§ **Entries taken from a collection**

***

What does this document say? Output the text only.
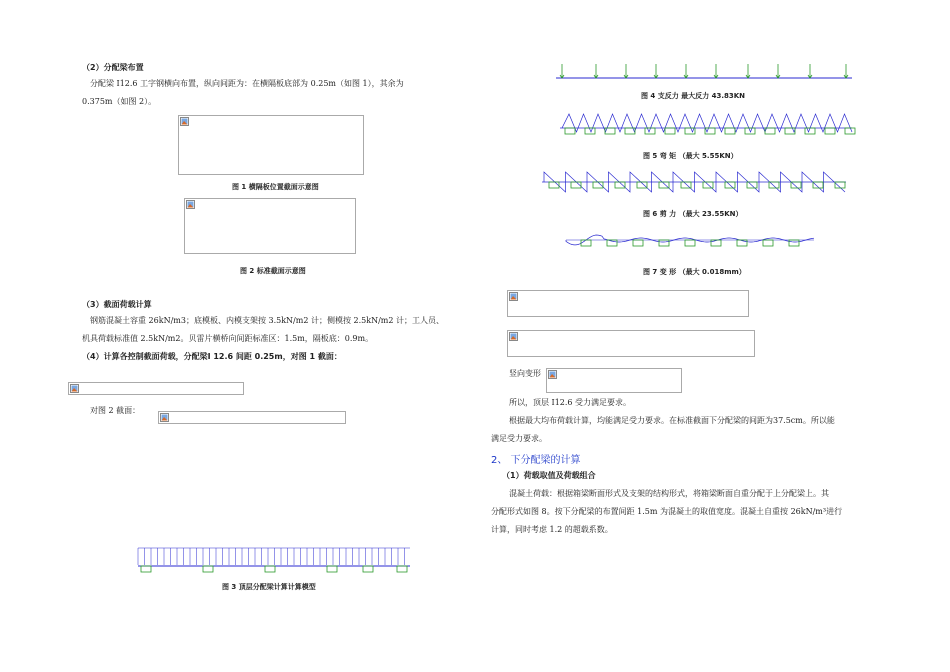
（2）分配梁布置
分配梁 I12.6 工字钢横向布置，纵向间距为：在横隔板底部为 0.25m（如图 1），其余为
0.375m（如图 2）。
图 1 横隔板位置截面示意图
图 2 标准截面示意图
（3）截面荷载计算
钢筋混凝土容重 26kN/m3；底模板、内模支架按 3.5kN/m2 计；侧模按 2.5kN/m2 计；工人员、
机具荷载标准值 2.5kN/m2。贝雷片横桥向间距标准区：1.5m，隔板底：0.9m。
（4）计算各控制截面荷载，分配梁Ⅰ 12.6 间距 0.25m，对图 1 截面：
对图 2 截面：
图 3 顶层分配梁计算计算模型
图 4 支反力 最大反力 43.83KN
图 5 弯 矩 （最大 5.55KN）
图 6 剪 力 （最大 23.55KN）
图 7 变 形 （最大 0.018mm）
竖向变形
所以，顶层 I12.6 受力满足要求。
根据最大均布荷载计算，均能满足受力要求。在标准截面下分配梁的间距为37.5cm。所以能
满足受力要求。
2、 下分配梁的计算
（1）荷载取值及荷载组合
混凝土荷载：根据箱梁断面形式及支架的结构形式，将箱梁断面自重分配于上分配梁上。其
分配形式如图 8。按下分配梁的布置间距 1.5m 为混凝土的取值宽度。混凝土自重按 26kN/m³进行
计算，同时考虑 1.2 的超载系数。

***

§ **Given exercise**
Repeat the records above exactly, omitting every picture.

§ **Written response**
What does this document say? Output the text only.
（2）分配梁布置
分配梁 I12.6 工字钢横向布置，纵向间距为：在横隔板底部为 0.25m（如图 1），其余为
0.375m（如图 2）。
图 1 横隔板位置截面示意图
图 2 标准截面示意图
（3）截面荷载计算
钢筋混凝土容重 26kN/m3；底模板、内模支架按 3.5kN/m2 计；侧模按 2.5kN/m2 计；工人员、
机具荷载标准值 2.5kN/m2。贝雷片横桥向间距标准区：1.5m，隔板底：0.9m。
（4）计算各控制截面荷载，分配梁Ⅰ 12.6 间距 0.25m，对图 1 截面：
对图 2 截面：
图 3 顶层分配梁计算计算模型
图 4 支反力 最大反力 43.83KN
图 5 弯 矩 （最大 5.55KN）
图 6 剪 力 （最大 23.55KN）
图 7 变 形 （最大 0.018mm）
竖向变形
所以，顶层 I12.6 受力满足要求。
根据最大均布荷载计算，均能满足受力要求。在标准截面下分配梁的间距为37.5cm。所以能
满足受力要求。
2、 下分配梁的计算
（1）荷载取值及荷载组合
混凝土荷载：根据箱梁断面形式及支架的结构形式，将箱梁断面自重分配于上分配梁上。其
分配形式如图 8。按下分配梁的布置间距 1.5m 为混凝土的取值宽度。混凝土自重按 26kN/m³进行
计算，同时考虑 1.2 的超载系数。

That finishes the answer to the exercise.